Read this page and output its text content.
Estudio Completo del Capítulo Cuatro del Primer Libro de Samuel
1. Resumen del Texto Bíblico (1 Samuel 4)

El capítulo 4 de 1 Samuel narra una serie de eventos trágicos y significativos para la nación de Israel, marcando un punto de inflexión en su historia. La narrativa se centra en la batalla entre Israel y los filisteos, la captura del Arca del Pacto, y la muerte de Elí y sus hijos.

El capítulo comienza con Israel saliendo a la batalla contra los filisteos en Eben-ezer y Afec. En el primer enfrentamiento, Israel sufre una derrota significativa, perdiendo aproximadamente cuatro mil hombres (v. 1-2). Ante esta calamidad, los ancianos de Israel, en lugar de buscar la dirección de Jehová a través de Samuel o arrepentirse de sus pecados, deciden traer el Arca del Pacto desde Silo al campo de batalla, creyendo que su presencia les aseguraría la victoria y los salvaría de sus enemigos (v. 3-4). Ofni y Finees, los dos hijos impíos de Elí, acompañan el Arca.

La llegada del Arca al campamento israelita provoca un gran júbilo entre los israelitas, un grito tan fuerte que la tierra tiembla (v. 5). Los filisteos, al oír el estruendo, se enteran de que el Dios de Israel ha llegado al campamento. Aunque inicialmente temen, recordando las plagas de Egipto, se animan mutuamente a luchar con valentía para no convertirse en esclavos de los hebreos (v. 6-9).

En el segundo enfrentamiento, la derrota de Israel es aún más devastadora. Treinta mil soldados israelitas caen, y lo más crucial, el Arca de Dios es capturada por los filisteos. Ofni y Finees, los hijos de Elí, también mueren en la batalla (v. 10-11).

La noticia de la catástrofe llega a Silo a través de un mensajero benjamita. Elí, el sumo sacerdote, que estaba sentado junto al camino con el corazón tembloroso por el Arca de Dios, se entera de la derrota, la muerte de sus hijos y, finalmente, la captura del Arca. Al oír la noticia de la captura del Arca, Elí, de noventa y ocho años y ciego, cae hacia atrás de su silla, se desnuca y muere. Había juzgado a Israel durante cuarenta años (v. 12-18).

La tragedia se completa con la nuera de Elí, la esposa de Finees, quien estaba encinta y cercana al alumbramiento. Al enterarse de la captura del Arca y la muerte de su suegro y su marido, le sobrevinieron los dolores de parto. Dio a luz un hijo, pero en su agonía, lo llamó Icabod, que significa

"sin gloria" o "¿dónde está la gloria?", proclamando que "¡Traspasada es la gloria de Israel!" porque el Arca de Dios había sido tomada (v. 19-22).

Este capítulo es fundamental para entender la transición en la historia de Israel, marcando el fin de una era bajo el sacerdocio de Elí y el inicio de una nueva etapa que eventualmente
·····
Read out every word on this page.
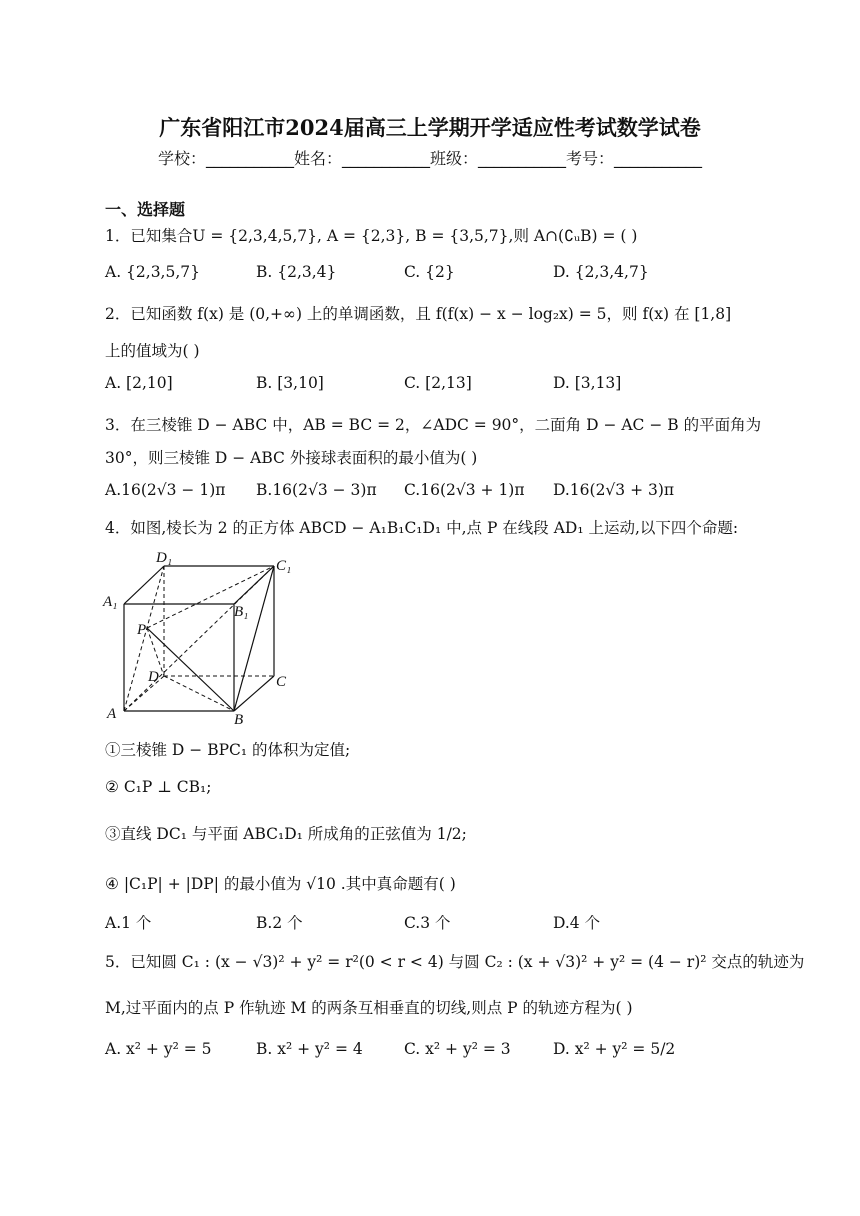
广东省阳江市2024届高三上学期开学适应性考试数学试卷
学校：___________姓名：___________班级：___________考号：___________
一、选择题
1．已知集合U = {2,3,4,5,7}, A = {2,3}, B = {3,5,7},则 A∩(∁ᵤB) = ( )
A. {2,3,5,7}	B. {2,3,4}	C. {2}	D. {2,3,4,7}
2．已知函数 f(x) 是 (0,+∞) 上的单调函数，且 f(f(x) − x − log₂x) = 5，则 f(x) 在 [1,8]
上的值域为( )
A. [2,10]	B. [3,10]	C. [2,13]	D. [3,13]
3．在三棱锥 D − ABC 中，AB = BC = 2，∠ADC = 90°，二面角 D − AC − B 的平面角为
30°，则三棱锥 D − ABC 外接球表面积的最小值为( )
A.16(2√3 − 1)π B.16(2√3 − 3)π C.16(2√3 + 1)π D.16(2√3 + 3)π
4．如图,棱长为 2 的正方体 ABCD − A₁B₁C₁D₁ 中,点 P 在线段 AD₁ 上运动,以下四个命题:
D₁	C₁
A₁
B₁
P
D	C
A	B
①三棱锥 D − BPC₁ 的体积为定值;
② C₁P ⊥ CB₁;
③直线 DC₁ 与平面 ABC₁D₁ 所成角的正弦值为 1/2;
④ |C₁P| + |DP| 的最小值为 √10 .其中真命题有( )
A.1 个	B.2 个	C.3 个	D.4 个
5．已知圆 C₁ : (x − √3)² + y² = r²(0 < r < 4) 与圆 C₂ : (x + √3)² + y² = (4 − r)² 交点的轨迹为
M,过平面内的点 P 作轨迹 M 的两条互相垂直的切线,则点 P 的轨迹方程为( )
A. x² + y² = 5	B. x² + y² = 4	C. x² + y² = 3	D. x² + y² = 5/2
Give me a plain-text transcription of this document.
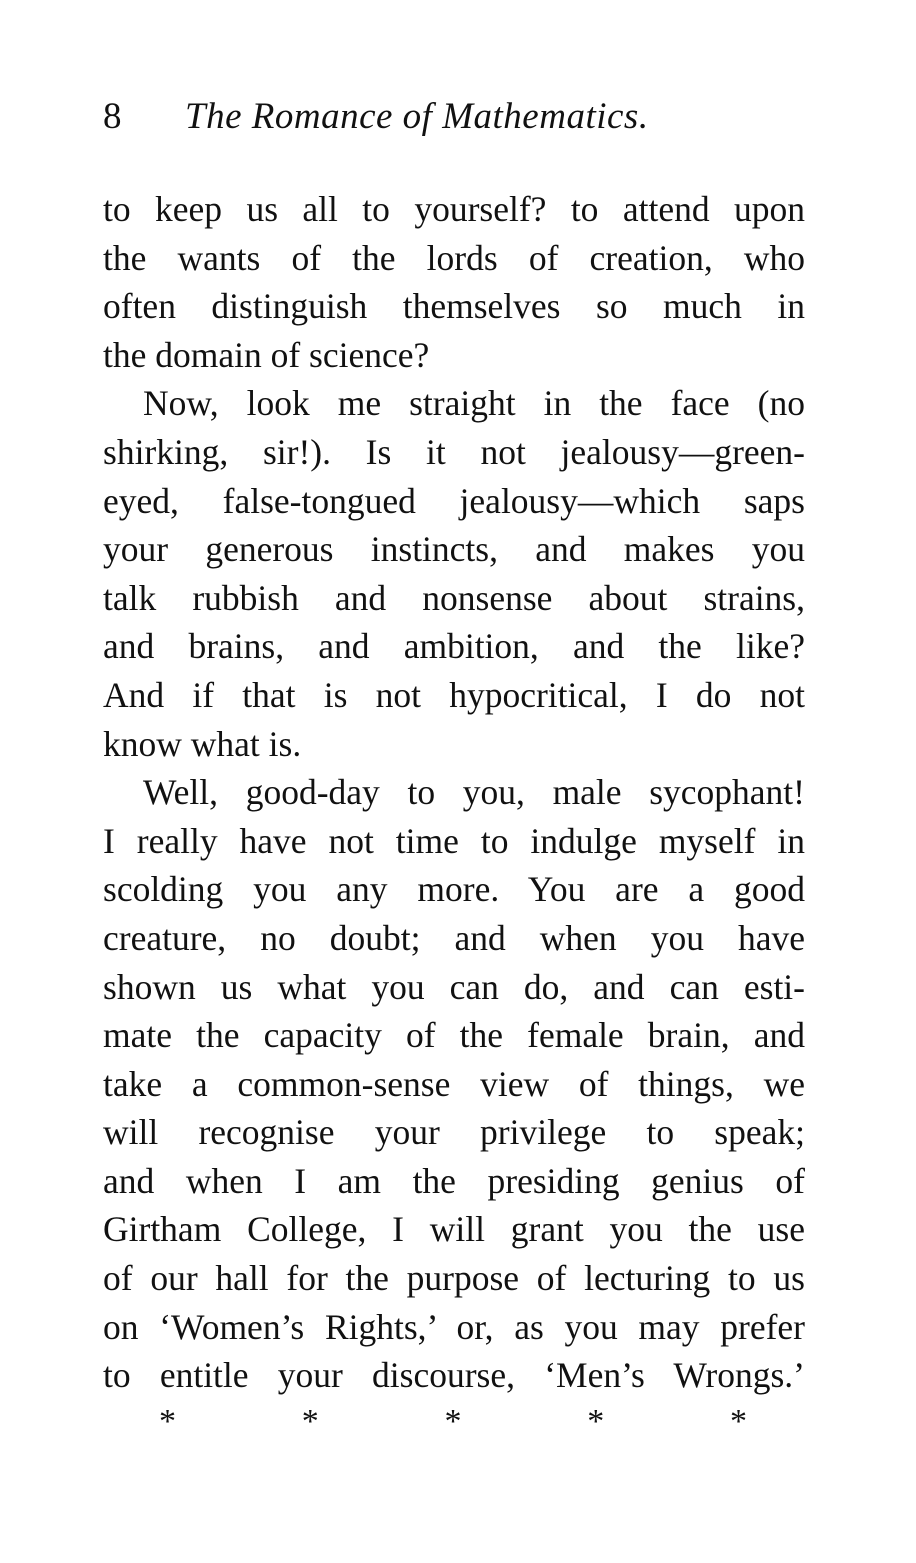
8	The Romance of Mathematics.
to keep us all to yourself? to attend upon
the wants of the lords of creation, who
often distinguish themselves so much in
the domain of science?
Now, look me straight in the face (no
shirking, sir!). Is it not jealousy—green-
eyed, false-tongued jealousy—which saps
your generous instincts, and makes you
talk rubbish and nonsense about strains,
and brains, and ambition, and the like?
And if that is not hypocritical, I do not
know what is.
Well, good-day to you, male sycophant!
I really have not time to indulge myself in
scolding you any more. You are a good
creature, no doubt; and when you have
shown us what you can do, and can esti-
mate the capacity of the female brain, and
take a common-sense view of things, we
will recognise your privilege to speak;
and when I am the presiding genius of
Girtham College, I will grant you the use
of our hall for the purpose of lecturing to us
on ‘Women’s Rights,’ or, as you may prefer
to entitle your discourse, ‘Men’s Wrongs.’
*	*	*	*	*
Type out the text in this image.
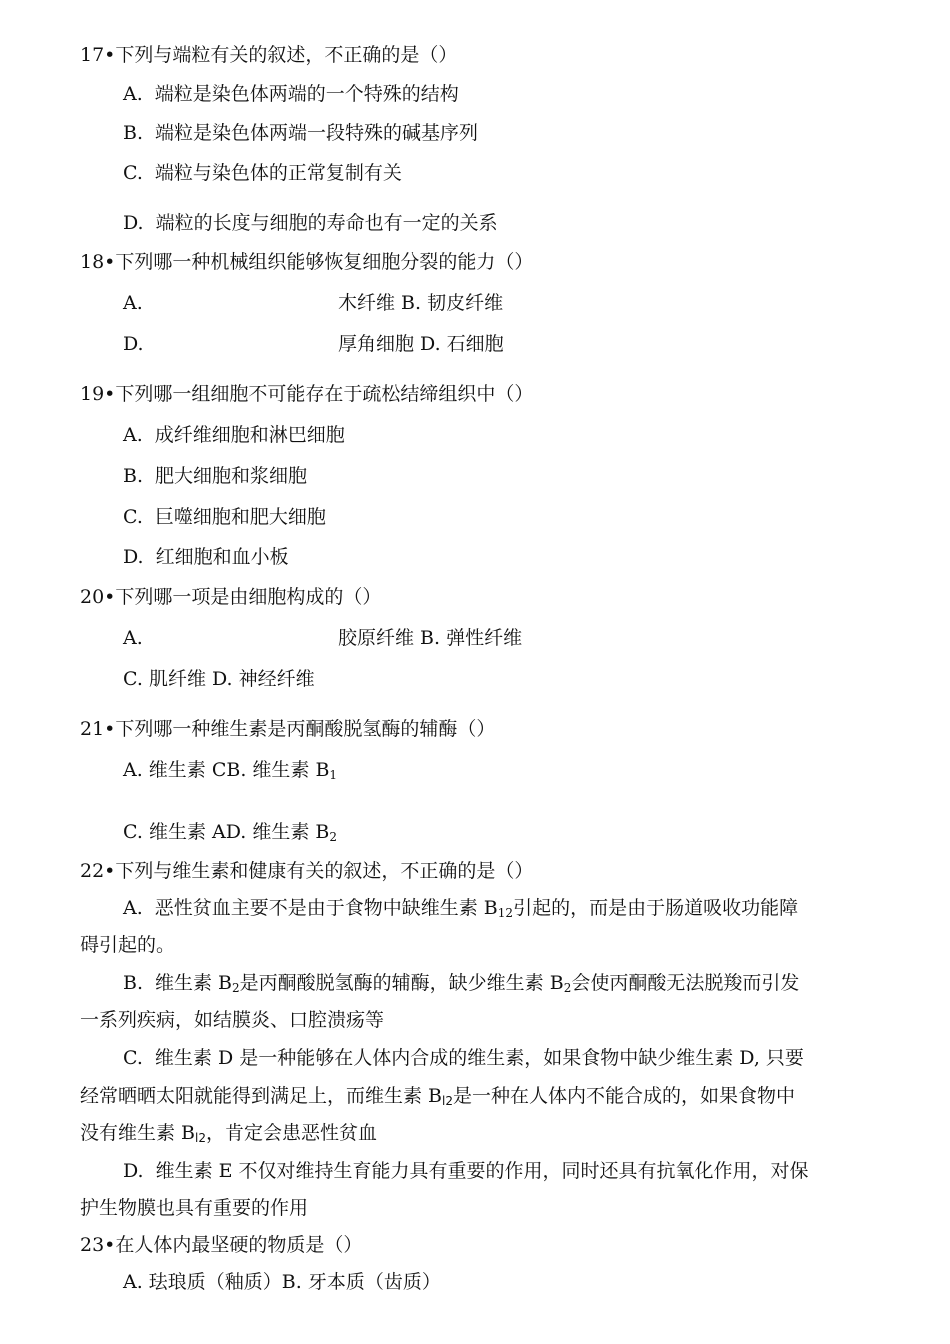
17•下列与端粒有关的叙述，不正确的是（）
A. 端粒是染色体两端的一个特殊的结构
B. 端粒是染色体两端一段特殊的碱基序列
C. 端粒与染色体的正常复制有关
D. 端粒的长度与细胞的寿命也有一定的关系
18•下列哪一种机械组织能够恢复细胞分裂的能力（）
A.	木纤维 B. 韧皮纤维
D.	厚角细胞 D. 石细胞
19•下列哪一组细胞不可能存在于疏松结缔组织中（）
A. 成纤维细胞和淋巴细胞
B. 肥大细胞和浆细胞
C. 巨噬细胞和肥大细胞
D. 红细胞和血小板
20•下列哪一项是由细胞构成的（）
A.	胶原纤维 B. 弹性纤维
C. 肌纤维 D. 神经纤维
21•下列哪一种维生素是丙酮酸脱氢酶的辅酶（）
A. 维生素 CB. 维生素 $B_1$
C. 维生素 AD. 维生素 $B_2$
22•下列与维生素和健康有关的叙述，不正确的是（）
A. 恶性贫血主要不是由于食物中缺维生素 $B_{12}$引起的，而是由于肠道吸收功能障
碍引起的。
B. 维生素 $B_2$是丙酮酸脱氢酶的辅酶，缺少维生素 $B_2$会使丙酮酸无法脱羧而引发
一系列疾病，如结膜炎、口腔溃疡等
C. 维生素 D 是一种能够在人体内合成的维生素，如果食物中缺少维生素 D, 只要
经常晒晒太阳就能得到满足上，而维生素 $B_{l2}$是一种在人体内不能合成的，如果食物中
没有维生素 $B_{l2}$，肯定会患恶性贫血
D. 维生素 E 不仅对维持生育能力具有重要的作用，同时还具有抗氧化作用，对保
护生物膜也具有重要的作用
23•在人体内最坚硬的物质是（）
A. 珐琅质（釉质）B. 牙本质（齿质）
·····
• Objective
Say how many lines in the records hold the string "jealousy", and say nothing else.

• Solution
2